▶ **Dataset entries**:
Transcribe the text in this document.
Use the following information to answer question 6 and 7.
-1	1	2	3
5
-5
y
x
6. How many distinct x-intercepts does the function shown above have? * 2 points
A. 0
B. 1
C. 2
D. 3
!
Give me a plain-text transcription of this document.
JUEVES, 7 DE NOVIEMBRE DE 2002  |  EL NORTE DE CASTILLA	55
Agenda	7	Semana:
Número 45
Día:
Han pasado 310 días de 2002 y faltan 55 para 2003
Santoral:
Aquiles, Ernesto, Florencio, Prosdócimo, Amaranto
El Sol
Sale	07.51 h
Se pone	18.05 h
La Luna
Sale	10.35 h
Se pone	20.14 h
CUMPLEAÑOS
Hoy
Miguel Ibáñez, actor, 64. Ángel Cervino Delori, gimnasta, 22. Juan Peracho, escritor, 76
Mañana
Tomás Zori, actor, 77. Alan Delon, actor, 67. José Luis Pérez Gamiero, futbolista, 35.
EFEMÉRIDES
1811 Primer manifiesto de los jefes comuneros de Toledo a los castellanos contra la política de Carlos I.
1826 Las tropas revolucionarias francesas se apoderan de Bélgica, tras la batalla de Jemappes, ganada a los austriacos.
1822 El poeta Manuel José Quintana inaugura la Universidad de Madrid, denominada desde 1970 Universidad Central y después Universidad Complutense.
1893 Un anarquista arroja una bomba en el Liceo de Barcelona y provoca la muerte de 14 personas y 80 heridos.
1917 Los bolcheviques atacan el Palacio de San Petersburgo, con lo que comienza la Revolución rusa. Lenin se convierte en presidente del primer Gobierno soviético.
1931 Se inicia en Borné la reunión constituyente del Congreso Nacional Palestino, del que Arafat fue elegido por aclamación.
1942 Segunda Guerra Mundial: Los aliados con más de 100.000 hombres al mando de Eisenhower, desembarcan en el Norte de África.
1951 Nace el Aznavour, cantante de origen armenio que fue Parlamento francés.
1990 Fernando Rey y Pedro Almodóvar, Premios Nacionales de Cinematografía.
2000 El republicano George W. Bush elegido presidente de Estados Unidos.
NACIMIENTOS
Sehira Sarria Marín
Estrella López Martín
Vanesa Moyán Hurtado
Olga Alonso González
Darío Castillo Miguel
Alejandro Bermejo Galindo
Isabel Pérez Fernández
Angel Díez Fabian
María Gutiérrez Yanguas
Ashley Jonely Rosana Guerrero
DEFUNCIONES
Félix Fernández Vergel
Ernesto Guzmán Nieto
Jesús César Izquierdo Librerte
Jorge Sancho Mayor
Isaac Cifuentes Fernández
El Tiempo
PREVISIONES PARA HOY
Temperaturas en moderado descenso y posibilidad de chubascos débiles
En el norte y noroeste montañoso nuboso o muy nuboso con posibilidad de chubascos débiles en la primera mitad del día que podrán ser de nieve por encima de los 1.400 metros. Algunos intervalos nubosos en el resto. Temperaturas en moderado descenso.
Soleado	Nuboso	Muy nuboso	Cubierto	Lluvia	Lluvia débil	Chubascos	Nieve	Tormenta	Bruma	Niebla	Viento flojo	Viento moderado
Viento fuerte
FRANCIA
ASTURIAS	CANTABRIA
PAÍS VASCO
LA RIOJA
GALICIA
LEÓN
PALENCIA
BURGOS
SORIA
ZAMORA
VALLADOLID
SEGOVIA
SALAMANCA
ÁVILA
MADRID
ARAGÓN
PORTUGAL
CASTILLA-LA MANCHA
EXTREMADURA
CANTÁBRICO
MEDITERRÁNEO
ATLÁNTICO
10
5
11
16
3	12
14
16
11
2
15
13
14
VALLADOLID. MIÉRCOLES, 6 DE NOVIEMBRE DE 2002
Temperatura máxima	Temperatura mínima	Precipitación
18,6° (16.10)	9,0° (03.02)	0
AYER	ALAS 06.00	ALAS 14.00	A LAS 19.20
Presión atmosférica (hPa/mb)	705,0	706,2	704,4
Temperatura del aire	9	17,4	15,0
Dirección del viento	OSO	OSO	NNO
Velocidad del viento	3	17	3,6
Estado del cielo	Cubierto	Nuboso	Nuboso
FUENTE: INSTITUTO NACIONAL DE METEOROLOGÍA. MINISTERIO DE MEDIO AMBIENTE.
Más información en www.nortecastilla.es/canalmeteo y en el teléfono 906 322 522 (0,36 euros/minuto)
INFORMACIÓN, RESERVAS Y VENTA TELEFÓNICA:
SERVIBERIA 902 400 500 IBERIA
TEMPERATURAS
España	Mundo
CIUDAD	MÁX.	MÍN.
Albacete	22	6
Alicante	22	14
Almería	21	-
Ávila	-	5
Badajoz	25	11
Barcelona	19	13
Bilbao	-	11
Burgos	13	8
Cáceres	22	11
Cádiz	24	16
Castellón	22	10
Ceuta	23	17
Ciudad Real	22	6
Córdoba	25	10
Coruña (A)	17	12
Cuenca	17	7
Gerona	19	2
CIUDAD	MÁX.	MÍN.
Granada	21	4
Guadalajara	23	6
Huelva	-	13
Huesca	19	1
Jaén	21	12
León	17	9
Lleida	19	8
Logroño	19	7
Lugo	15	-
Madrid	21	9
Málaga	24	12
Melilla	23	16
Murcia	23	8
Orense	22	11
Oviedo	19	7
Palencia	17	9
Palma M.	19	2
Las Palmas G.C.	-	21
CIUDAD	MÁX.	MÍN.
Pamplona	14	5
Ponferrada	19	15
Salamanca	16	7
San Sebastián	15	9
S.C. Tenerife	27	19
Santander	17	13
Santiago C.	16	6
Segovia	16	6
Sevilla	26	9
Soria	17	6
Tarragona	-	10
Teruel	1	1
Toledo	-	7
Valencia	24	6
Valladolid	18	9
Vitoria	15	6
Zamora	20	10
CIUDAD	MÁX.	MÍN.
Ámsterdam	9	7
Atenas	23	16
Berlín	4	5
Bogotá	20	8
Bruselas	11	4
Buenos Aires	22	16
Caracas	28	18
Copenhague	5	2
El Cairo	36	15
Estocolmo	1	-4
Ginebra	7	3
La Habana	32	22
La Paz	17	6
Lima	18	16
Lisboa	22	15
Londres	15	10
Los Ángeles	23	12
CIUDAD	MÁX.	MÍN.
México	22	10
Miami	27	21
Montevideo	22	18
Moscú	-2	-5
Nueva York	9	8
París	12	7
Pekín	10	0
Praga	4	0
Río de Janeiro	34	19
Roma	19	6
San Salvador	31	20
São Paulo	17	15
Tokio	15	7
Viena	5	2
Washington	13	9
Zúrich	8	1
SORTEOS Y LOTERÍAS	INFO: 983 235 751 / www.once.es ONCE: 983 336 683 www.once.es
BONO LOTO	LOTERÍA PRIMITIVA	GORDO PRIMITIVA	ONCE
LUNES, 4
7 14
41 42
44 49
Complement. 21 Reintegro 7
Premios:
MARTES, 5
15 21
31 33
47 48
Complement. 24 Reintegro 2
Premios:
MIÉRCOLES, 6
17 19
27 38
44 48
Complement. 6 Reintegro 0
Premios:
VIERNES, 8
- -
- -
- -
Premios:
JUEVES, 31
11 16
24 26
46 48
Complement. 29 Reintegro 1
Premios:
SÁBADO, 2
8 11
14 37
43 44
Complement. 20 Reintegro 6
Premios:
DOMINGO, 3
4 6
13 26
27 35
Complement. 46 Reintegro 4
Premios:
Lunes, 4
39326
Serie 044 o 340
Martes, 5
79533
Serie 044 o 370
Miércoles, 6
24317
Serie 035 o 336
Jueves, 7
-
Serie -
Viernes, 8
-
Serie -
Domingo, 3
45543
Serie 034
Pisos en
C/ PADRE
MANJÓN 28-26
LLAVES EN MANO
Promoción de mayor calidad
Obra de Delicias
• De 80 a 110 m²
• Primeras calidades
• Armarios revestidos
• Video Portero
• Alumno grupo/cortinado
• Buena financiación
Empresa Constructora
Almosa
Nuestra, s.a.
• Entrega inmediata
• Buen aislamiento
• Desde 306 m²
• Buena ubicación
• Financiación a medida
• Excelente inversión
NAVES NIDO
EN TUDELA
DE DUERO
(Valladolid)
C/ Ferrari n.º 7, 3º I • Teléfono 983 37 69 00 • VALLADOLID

▶ **THE EXERCISE**:
Where a line above includes "Barcelona", copy that line.

▶ **SOLUTION TO THIS EXERCISE**:
1893 Un anarquista arroja una bomba en el Liceo de Barcelona y provoca la muerte de 14 personas y 80 heridos.
Barcelona	19	13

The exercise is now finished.